Excerpts from a figure dataset
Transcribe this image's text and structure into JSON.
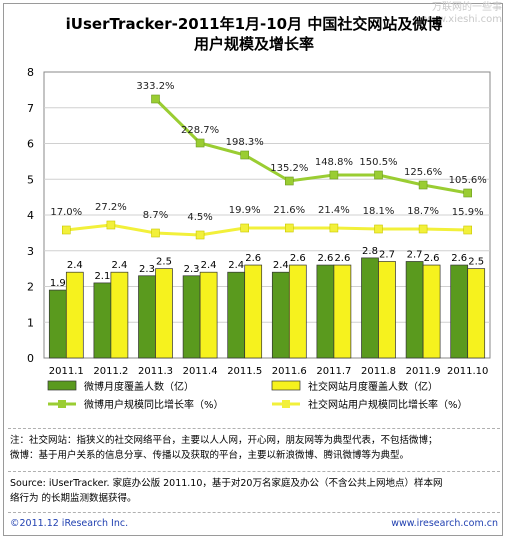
{
  "watermark": {
    "line1": "万联网的一些事",
    "line2": "www.xieshi.com"
  },
  "title": {
    "line1": "iUserTracker-2011年1月-10月 中国社交网站及微博",
    "line2": "用户规模及增长率"
  },
  "chart_data": {
    "type": "bar",
    "categories": [
      "2011.1",
      "2011.2",
      "2011.3",
      "2011.4",
      "2011.5",
      "2011.6",
      "2011.7",
      "2011.8",
      "2011.9",
      "2011.10"
    ],
    "ylim": [
      0,
      8
    ],
    "yticks": [
      "0",
      "1",
      "2",
      "3",
      "4",
      "5",
      "6",
      "7",
      "8"
    ],
    "grid": true,
    "series": [
      {
        "name": "微博月度覆盖人数（亿）",
        "kind": "bar",
        "color": "#5a9a1e",
        "values": [
          1.9,
          2.1,
          2.3,
          2.3,
          2.4,
          2.4,
          2.6,
          2.8,
          2.7,
          2.6
        ],
        "labels": [
          "1.9",
          "2.1",
          "2.3",
          "2.3",
          "2.4",
          "2.4",
          "2.6",
          "2.8",
          "2.7",
          "2.6"
        ]
      },
      {
        "name": "社交网站月度覆盖人数（亿）",
        "kind": "bar",
        "color": "#f6f21e",
        "values": [
          2.4,
          2.4,
          2.5,
          2.4,
          2.6,
          2.6,
          2.6,
          2.7,
          2.6,
          2.5
        ],
        "labels": [
          "2.4",
          "2.4",
          "2.5",
          "2.4",
          "2.6",
          "2.6",
          "2.6",
          "2.7",
          "2.6",
          "2.5"
        ]
      },
      {
        "name": "微博用户规模同比增长率（%）",
        "kind": "line",
        "color": "#9acd32",
        "start_index": 2,
        "labels": [
          "333.2%",
          "228.7%",
          "198.3%",
          "135.2%",
          "148.8%",
          "150.5%",
          "125.6%",
          "105.6%"
        ]
      },
      {
        "name": "社交网站用户规模同比增长率（%）",
        "kind": "line",
        "color": "#f2f03a",
        "labels": [
          "17.0%",
          "27.2%",
          "8.7%",
          "4.5%",
          "19.9%",
          "21.6%",
          "21.4%",
          "18.1%",
          "18.7%",
          "15.9%"
        ]
      }
    ]
  },
  "notes": {
    "line1": "注：社交网站：指狭义的社交网络平台，主要以人人网，开心网，朋友网等为典型代表，不包括微博；",
    "line2": "微博：基于用户关系的信息分享、传播以及获取的平台，主要以新浪微博、腾讯微博等为典型。"
  },
  "source": {
    "line1": "Source: iUserTracker. 家庭办公版 2011.10，基于对20万名家庭及办公（不含公共上网地点）样本网",
    "line2": "络行为 的长期监测数据获得。"
  },
  "footer": {
    "left": "©2011.12 iResearch Inc.",
    "right": "www.iresearch.com.cn"
  }
}
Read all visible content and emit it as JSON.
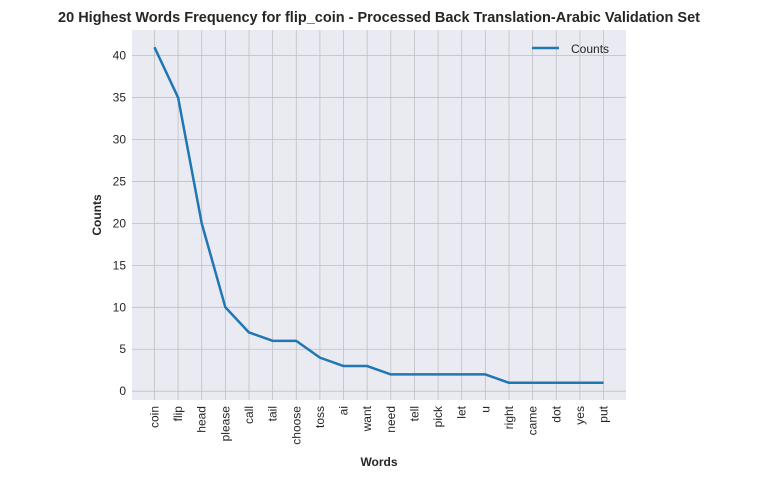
{
  "chart_data": {
    "type": "line",
    "title": "20 Highest Words Frequency for flip_coin - Processed Back Translation-Arabic Validation Set",
    "xlabel": "Words",
    "ylabel": "Counts",
    "categories": [
      "coin",
      "flip",
      "head",
      "please",
      "call",
      "tail",
      "choose",
      "toss",
      "ai",
      "want",
      "need",
      "tell",
      "pick",
      "let",
      "u",
      "right",
      "came",
      "dot",
      "yes",
      "put"
    ],
    "series": [
      {
        "name": "Counts",
        "values": [
          41,
          35,
          20,
          10,
          7,
          6,
          6,
          4,
          3,
          3,
          2,
          2,
          2,
          2,
          2,
          1,
          1,
          1,
          1,
          1
        ],
        "color": "#1f77b4"
      }
    ],
    "ylim": [
      -1.05,
      43.05
    ],
    "yticks": [
      0,
      5,
      10,
      15,
      20,
      25,
      30,
      35,
      40
    ],
    "grid": true,
    "legend_position": "top-right",
    "background": "#eaeaf2",
    "grid_color": "#c0c0c0"
  }
}
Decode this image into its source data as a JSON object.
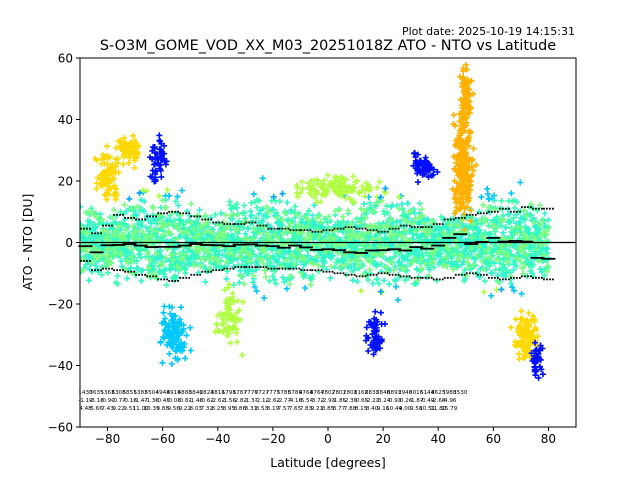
{
  "chart_data": {
    "type": "scatter",
    "title": "S-O3M_GOME_VOD_XX_M03_20251018Z ATO - NTO vs Latitude",
    "subtitle": "Plot date: 2025-10-19 14:15:31",
    "xlabel": "Latitude [degrees]",
    "ylabel": "ATO - NTO [DU]",
    "xlim": [
      -90,
      90
    ],
    "ylim": [
      -60,
      60
    ],
    "xticks": [
      -80,
      -60,
      -40,
      -20,
      0,
      20,
      40,
      60,
      80
    ],
    "yticks": [
      -60,
      -40,
      -20,
      0,
      20,
      40,
      60
    ],
    "grid": false,
    "legend": "none",
    "reference_line_y": 0,
    "marker_colors": [
      "#00c8ff",
      "#39ffb0",
      "#2ef5d0",
      "#b0ff40",
      "#ffd800",
      "#ffb000",
      "#0010ff",
      "#00a0ff",
      "#7aff80"
    ],
    "series": [
      {
        "name": "",
        "style": "black dash markers",
        "x": [
          -88,
          -84,
          -80,
          -76,
          -72,
          -68,
          -64,
          -60,
          -56,
          -52,
          -48,
          -44,
          -40,
          -36,
          -32,
          -28,
          -24,
          -20,
          -16,
          -12,
          -8,
          -4,
          0,
          4,
          8,
          12,
          16,
          20,
          24,
          28,
          32,
          36,
          40,
          44,
          48,
          52,
          56,
          60,
          64,
          68,
          72,
          76,
          80
        ],
        "values": [
          -1.2,
          -3.2,
          -0.9,
          -0.8,
          -0.5,
          -1.0,
          -1.5,
          -1.4,
          -1.4,
          -1.0,
          -0.5,
          -0.8,
          -0.9,
          -1.2,
          -0.7,
          -0.6,
          -1.0,
          -1.2,
          -1.7,
          -1.0,
          -1.6,
          -2.4,
          -2.2,
          -2.5,
          -3.2,
          -3.4,
          -2.6,
          -2.5,
          -2.2,
          -2.6,
          -1.5,
          -2.0,
          -1.0,
          1.5,
          2.7,
          -0.5,
          0.2,
          1.5,
          0.3,
          0.5,
          0.3,
          -5.0,
          -5.3
        ]
      },
      {
        "name": "",
        "style": "black dotted upper envelope",
        "x": [
          -88,
          -84,
          -80,
          -76,
          -72,
          -68,
          -64,
          -60,
          -56,
          -52,
          -48,
          -44,
          -40,
          -36,
          -32,
          -28,
          -24,
          -20,
          -16,
          -12,
          -8,
          -4,
          0,
          4,
          8,
          12,
          16,
          20,
          24,
          28,
          32,
          36,
          40,
          44,
          48,
          52,
          56,
          60,
          64,
          68,
          72,
          76,
          80
        ],
        "values": [
          4.5,
          3.0,
          5.5,
          9.0,
          8.0,
          7.5,
          8.5,
          9.5,
          10.0,
          9.5,
          8.5,
          7.5,
          6.5,
          6.0,
          6.0,
          6.5,
          5.5,
          4.5,
          4.5,
          4.0,
          4.0,
          3.5,
          4.0,
          4.5,
          5.0,
          4.5,
          4.0,
          3.5,
          4.5,
          5.5,
          5.0,
          5.0,
          6.0,
          7.5,
          8.0,
          9.0,
          9.5,
          10.0,
          11.0,
          10.0,
          11.5,
          11.0,
          11.0
        ]
      },
      {
        "name": "",
        "style": "black dotted lower envelope",
        "x": [
          -88,
          -84,
          -80,
          -76,
          -72,
          -68,
          -64,
          -60,
          -56,
          -52,
          -48,
          -44,
          -40,
          -36,
          -32,
          -28,
          -24,
          -20,
          -16,
          -12,
          -8,
          -4,
          0,
          4,
          8,
          12,
          16,
          20,
          24,
          28,
          32,
          36,
          40,
          44,
          48,
          52,
          56,
          60,
          64,
          68,
          72,
          76,
          80
        ],
        "values": [
          -6.0,
          -9.0,
          -8.5,
          -9.0,
          -9.5,
          -10.5,
          -11.0,
          -12.0,
          -12.5,
          -11.5,
          -10.5,
          -9.5,
          -9.0,
          -8.5,
          -8.0,
          -8.0,
          -8.0,
          -8.5,
          -8.5,
          -8.5,
          -9.0,
          -9.0,
          -9.5,
          -10.0,
          -10.5,
          -11.0,
          -10.5,
          -10.0,
          -10.5,
          -11.0,
          -11.5,
          -11.5,
          -12.0,
          -11.5,
          -10.5,
          -10.0,
          -10.5,
          -11.5,
          -12.0,
          -11.5,
          -11.0,
          -11.5,
          -12.0
        ]
      }
    ],
    "stats_table": {
      "x": [
        -88,
        -84,
        -80,
        -76,
        -72,
        -68,
        -64,
        -60,
        -56,
        -52,
        -48,
        -44,
        -40,
        -36,
        -32,
        -28,
        -24,
        -20,
        -16,
        -12,
        -8,
        -4,
        0,
        4,
        8,
        12,
        16,
        20,
        24,
        28,
        32,
        36,
        40,
        44,
        48,
        52,
        56,
        60,
        64,
        68,
        72,
        76,
        80
      ],
      "rows": [
        [
          "1430",
          "3635",
          "5363",
          "6308",
          "5851",
          "5382",
          "5504",
          "4948",
          "4916",
          "4888",
          "3846",
          "2824",
          "3816",
          "1798",
          "1787",
          "7776",
          "7727",
          "7777",
          "5788",
          "5789",
          "4764",
          "8764",
          "7802",
          "7801",
          "2801",
          "8162",
          "6832",
          "5840",
          "6893",
          "2946",
          "0016",
          "5144",
          "8623",
          "5980",
          "3530",
          "",
          "",
          "",
          "",
          "",
          "",
          "",
          ""
        ],
        [
          "-1.19",
          "-3.18",
          "-0.90",
          "-0.77",
          "-0.18",
          "-1.47",
          "-1.36",
          "-0.45",
          "-0.08",
          "-0.81",
          "-1.48",
          "-0.62",
          "-2.62",
          "-1.56",
          "-2.82",
          "-1.37",
          "-2.12",
          "-2.62",
          "-2.77",
          "-4.16",
          "-5.54",
          "-3.72",
          "-2.93",
          "-1.85",
          "-2.35",
          "-0.65",
          "-2.23",
          "-3.24",
          "-0.93",
          "-0.26",
          "-1.87",
          "-0.49",
          "-2.68",
          "-4.96",
          "",
          "",
          "",
          "",
          "",
          "",
          "",
          "",
          ""
        ],
        [
          "4.48",
          "5.66",
          "7.43",
          "9.22",
          "9.51",
          "11.00",
          "10.35",
          "9.88",
          "9.56",
          "9.22",
          "8.03",
          "7.32",
          "8.25",
          "8.95",
          "8.86",
          "8.31",
          "8.53",
          "8.19",
          "7.57",
          "7.65",
          "7.83",
          "9.21",
          "8.85",
          "8.77",
          "7.88",
          "8.15",
          "8.40",
          "9.16",
          "10.44",
          "9.00",
          "9.58",
          "10.51",
          "11.80",
          "15.79",
          "",
          "",
          "",
          "",
          "",
          "",
          "",
          "",
          ""
        ]
      ]
    }
  }
}
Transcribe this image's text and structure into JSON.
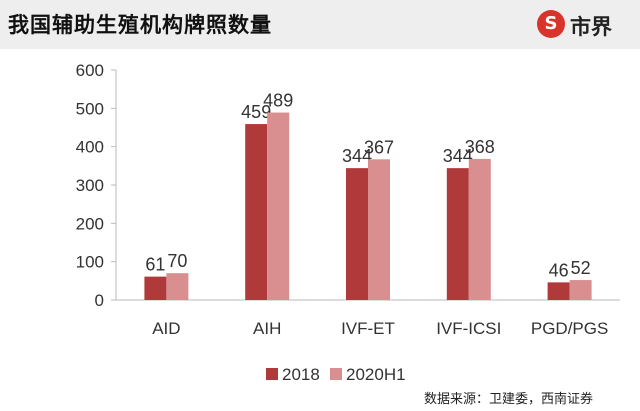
{
  "header": {
    "title": "我国辅助生殖机构牌照数量",
    "logo_text": "市界",
    "logo_mark": "S"
  },
  "source": "数据来源：卫建委，西南证券",
  "colors": {
    "series_2018": "#b03a3a",
    "series_2020H1": "#d98f8f",
    "header_bg": "#eeeeee",
    "logo_red": "#d9342b"
  },
  "chart_data": {
    "type": "bar",
    "title": "我国辅助生殖机构牌照数量",
    "categories": [
      "AID",
      "AIH",
      "IVF-ET",
      "IVF-ICSI",
      "PGD/PGS"
    ],
    "series": [
      {
        "name": "2018",
        "values": [
          61,
          459,
          344,
          344,
          46
        ],
        "labels": [
          "61",
          "459",
          "344",
          "344",
          "46"
        ]
      },
      {
        "name": "2020H1",
        "values": [
          70,
          489,
          367,
          368,
          52
        ],
        "labels": [
          "70",
          "489",
          "367",
          "368",
          "52"
        ]
      }
    ],
    "yticks": [
      "0",
      "100",
      "200",
      "300",
      "400",
      "500",
      "600"
    ],
    "ylim": [
      0,
      600
    ],
    "grid": false,
    "legend": "bottom",
    "xlabel": "",
    "ylabel": ""
  }
}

**Work to be completed**: Identify every line where the string "ylabel" appears.

**The result**:
    "ylabel": "Counts",
    "ylabel": "ATO - NTO [DU]",
    "ylabel": ""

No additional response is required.